Data extracted from a collection:
------------------------------------------------------------------------

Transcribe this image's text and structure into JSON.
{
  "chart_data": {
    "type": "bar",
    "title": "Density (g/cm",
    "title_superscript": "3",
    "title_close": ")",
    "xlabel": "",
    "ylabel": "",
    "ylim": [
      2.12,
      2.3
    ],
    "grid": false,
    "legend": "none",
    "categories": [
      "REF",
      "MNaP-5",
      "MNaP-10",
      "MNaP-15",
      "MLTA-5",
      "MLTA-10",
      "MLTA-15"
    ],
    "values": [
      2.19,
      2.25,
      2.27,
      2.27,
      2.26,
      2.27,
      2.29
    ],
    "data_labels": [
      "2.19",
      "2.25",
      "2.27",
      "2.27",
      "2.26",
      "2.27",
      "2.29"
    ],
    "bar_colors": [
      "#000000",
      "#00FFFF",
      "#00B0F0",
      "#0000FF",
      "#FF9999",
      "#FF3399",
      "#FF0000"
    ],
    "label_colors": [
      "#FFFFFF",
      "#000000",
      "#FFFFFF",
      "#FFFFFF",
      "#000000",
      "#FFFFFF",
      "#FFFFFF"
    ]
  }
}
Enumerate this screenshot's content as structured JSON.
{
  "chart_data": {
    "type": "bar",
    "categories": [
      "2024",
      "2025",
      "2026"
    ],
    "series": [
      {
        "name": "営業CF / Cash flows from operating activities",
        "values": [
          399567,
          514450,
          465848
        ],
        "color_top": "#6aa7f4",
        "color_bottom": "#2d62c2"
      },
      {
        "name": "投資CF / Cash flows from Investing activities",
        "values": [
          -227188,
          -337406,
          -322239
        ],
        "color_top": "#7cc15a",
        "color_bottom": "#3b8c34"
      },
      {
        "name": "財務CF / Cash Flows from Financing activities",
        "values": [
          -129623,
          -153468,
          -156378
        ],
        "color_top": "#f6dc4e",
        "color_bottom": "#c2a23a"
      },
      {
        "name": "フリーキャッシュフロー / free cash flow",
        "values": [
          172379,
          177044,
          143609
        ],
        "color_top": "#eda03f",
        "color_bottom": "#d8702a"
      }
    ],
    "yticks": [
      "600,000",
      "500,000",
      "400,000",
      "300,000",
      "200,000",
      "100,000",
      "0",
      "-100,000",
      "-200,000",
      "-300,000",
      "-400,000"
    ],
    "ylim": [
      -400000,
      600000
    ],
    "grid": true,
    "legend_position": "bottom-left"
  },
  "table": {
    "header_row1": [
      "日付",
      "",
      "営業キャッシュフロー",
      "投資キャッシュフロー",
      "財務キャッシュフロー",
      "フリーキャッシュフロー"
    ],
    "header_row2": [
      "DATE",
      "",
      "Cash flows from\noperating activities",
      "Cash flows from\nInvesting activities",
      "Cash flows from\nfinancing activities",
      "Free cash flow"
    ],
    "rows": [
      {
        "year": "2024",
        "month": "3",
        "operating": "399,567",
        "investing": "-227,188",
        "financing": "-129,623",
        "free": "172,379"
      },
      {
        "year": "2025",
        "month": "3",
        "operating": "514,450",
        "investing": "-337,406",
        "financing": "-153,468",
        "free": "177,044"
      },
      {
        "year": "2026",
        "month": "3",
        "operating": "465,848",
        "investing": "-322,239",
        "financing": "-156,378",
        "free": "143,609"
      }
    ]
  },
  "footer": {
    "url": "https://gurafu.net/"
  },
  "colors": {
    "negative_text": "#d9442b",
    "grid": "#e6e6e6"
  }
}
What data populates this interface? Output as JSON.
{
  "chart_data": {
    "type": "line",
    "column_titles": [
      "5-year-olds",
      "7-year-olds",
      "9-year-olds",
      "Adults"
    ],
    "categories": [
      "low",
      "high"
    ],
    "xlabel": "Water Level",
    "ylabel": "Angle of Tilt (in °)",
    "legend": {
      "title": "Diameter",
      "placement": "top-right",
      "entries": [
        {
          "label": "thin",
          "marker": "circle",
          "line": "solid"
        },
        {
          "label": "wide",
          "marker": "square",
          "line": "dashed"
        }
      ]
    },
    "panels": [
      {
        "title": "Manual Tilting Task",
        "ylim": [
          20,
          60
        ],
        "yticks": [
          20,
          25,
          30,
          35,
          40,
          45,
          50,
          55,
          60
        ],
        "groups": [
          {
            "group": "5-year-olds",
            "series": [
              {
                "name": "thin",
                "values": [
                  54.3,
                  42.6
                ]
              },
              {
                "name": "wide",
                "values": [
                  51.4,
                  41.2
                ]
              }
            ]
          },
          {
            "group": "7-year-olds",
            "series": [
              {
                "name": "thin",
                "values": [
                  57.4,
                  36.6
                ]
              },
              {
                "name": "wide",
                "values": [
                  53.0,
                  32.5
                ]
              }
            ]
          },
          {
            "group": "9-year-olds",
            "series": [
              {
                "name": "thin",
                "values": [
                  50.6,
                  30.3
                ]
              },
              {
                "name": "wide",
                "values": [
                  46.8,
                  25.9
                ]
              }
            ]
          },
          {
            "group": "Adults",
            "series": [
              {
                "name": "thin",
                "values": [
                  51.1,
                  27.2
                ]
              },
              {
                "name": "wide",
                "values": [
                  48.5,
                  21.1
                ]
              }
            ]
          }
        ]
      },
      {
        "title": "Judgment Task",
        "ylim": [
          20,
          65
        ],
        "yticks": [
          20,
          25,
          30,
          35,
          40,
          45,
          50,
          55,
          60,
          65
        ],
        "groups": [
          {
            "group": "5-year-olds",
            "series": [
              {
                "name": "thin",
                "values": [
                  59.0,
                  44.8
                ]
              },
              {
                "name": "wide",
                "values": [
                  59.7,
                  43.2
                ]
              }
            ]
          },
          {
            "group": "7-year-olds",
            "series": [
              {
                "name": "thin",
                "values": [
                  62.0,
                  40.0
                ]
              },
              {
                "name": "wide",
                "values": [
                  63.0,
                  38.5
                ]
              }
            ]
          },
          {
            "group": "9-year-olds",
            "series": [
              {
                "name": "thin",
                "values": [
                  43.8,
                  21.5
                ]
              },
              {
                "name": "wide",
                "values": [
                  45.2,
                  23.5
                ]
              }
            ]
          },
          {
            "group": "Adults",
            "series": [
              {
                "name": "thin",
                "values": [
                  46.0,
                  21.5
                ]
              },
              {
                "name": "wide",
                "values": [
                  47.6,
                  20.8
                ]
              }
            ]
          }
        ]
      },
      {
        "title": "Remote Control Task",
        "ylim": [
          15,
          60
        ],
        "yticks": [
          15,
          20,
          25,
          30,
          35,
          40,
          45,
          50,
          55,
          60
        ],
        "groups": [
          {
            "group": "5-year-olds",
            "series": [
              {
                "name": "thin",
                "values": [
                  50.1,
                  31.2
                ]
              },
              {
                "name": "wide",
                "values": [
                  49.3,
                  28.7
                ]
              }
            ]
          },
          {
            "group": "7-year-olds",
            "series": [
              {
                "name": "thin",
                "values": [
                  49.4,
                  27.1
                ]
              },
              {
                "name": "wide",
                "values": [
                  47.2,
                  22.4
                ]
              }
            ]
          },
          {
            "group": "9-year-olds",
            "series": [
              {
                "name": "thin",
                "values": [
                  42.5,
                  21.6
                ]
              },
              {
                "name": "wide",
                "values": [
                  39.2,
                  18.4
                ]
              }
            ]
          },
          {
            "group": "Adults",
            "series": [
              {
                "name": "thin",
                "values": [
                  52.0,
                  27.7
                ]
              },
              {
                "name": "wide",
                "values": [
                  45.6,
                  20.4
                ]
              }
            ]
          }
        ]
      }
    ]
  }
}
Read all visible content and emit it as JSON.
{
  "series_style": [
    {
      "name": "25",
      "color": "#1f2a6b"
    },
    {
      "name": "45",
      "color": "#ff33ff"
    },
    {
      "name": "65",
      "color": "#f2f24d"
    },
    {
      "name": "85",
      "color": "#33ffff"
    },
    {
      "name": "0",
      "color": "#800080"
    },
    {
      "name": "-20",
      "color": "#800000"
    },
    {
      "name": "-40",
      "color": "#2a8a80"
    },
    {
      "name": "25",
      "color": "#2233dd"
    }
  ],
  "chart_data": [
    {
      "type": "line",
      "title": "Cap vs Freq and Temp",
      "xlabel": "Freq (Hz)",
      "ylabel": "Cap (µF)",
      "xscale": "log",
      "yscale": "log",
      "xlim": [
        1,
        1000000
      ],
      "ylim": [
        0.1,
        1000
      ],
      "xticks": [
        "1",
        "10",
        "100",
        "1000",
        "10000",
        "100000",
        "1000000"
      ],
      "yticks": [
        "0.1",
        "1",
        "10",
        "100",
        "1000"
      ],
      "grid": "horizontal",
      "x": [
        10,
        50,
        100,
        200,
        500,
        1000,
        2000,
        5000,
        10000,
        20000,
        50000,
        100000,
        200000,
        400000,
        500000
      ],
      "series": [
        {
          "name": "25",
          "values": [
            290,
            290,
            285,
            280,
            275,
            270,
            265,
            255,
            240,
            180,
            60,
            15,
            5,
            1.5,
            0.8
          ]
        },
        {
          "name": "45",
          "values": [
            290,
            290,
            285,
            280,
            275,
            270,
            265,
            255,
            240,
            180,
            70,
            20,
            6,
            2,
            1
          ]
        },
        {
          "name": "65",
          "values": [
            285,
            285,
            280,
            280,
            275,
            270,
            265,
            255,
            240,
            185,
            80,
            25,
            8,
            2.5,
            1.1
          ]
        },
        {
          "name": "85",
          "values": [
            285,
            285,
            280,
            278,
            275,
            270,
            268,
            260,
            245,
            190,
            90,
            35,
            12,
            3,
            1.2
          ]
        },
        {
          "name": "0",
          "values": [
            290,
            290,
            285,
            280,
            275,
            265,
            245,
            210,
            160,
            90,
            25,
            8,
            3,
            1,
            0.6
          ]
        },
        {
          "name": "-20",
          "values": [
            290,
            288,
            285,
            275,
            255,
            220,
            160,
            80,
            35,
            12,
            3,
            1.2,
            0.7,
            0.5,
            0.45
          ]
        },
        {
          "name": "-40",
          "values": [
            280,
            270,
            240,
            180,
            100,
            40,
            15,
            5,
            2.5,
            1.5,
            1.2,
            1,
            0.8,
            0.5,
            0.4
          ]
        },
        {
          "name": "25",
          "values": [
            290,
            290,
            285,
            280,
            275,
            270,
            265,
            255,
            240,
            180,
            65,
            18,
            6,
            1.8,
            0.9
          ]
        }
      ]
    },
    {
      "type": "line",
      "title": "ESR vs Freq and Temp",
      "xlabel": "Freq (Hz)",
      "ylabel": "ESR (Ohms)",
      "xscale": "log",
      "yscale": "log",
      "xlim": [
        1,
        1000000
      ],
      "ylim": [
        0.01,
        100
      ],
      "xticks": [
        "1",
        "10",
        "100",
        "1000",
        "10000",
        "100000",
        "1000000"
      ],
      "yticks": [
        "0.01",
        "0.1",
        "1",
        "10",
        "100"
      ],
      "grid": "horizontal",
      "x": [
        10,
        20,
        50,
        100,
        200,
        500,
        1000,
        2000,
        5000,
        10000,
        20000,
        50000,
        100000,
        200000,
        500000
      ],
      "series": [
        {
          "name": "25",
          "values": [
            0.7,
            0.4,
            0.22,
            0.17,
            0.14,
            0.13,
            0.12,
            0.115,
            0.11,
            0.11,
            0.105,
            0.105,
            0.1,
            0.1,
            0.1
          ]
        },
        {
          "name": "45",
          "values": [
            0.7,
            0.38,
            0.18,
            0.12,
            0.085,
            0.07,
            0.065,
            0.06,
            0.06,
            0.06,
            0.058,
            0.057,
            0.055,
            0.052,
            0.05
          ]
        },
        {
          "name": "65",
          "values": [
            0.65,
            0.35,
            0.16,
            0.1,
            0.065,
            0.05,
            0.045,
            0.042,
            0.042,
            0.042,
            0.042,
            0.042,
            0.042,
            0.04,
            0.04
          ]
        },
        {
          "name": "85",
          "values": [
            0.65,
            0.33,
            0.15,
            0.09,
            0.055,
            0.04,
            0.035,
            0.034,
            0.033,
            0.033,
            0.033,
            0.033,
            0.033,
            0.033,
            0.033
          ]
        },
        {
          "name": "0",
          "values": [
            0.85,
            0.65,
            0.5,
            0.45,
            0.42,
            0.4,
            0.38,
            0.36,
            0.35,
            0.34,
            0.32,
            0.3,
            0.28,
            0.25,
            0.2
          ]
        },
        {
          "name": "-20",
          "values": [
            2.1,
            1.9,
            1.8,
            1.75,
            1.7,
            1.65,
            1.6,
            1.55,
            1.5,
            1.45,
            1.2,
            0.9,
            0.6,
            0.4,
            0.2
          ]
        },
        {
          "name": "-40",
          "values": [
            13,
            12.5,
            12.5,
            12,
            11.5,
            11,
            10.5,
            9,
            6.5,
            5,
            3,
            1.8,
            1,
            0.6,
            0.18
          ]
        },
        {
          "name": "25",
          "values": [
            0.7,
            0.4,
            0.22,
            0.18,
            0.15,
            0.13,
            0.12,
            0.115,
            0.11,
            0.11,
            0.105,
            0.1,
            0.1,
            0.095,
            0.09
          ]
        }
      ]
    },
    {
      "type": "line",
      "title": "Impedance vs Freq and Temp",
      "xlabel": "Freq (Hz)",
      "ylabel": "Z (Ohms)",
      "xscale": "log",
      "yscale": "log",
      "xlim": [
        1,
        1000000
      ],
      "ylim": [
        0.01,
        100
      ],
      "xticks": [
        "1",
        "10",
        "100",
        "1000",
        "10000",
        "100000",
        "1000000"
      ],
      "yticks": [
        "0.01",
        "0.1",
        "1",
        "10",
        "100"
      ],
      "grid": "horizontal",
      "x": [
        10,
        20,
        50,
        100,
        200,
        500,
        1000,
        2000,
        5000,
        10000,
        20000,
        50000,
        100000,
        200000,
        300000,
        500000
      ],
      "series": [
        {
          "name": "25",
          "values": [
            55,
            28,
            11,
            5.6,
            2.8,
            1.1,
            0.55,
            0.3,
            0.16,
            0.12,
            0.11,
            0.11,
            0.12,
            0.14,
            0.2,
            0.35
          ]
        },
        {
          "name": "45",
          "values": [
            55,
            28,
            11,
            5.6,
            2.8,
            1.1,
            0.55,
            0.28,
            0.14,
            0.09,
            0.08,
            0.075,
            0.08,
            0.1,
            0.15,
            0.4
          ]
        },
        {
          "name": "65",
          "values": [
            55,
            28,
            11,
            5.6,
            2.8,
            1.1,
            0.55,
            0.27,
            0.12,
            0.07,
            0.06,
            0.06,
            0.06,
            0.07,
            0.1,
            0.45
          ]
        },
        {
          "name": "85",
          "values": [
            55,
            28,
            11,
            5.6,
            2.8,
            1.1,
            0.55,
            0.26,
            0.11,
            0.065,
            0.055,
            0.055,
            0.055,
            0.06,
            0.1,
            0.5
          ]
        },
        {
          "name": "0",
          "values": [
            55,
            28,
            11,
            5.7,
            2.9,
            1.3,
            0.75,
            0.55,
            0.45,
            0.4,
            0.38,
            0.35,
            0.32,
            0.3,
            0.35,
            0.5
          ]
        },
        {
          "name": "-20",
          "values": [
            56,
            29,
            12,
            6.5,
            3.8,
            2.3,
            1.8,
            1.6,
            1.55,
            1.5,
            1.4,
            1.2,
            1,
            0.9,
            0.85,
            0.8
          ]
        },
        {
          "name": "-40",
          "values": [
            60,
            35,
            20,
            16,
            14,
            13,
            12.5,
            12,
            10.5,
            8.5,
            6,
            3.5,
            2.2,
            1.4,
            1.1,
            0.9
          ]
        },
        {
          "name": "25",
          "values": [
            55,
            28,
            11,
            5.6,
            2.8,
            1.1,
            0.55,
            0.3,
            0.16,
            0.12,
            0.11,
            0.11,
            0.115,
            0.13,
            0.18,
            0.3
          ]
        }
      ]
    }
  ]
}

------------------------------------------------------------------------

Go through the material and copy out every line with "content" in it.

Enumerate this screenshot's content as structured JSON.
Read all visible content and emit it as JSON.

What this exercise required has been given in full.